**TASK:**
Gather all lines with "color" from the records.

>> BEGIN ROWS

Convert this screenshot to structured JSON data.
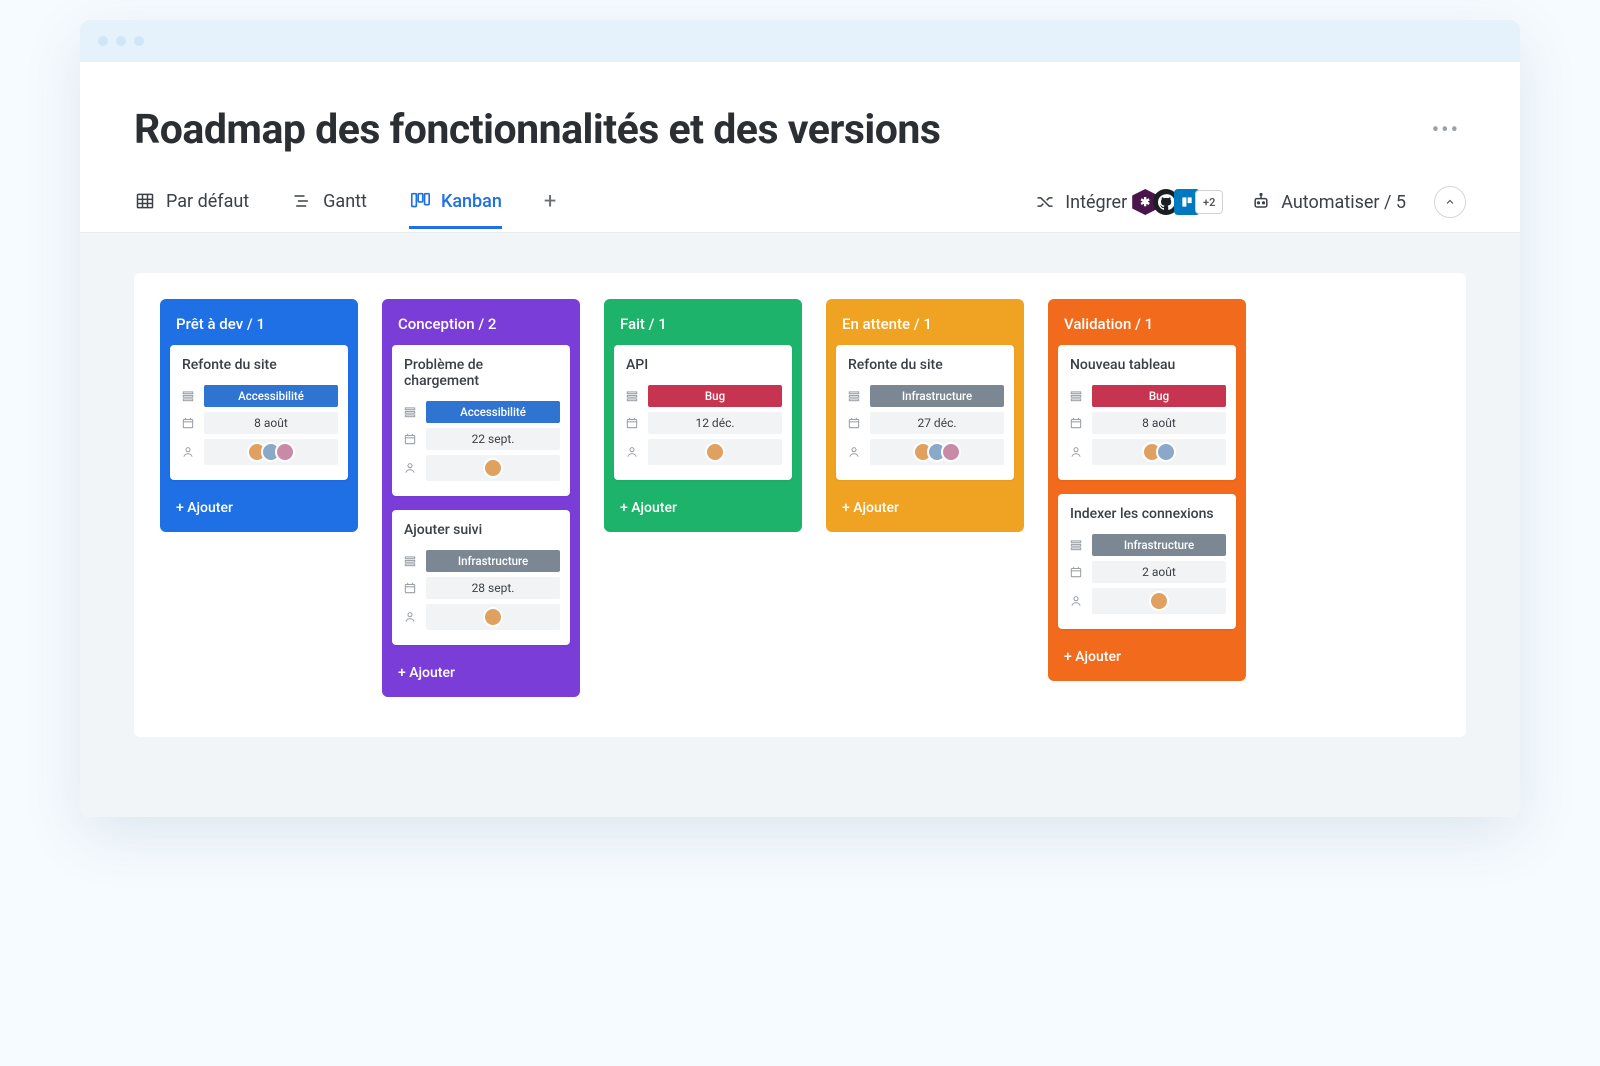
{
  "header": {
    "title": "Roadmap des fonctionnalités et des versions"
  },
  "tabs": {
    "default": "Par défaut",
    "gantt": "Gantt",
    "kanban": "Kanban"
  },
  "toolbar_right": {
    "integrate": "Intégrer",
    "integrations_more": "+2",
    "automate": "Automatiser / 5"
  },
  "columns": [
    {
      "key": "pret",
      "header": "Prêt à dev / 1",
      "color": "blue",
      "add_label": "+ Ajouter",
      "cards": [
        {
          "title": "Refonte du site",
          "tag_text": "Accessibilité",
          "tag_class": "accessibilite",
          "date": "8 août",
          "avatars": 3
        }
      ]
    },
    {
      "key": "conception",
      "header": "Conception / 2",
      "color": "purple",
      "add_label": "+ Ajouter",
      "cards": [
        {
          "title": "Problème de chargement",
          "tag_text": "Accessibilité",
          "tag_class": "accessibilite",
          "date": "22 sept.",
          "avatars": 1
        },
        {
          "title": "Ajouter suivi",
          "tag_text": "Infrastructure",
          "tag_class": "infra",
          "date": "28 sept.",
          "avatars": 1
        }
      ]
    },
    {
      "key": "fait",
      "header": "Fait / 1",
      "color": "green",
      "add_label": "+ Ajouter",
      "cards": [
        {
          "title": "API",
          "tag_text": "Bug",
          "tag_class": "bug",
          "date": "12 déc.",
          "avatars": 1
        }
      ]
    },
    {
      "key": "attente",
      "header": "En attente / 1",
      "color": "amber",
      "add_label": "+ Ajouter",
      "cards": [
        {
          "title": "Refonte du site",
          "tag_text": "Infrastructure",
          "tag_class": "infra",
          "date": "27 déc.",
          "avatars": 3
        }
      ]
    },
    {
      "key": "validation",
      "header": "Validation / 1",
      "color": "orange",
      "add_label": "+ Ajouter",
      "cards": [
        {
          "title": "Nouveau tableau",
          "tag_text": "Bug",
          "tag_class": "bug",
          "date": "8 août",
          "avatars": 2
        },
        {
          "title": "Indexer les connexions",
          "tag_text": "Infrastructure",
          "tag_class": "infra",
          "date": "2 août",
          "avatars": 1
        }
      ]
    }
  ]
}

>> END ROWS

**CORRECT RESULT:**
      "color": "blue",
      "color": "purple",
      "color": "green",
      "color": "amber",
      "color": "orange",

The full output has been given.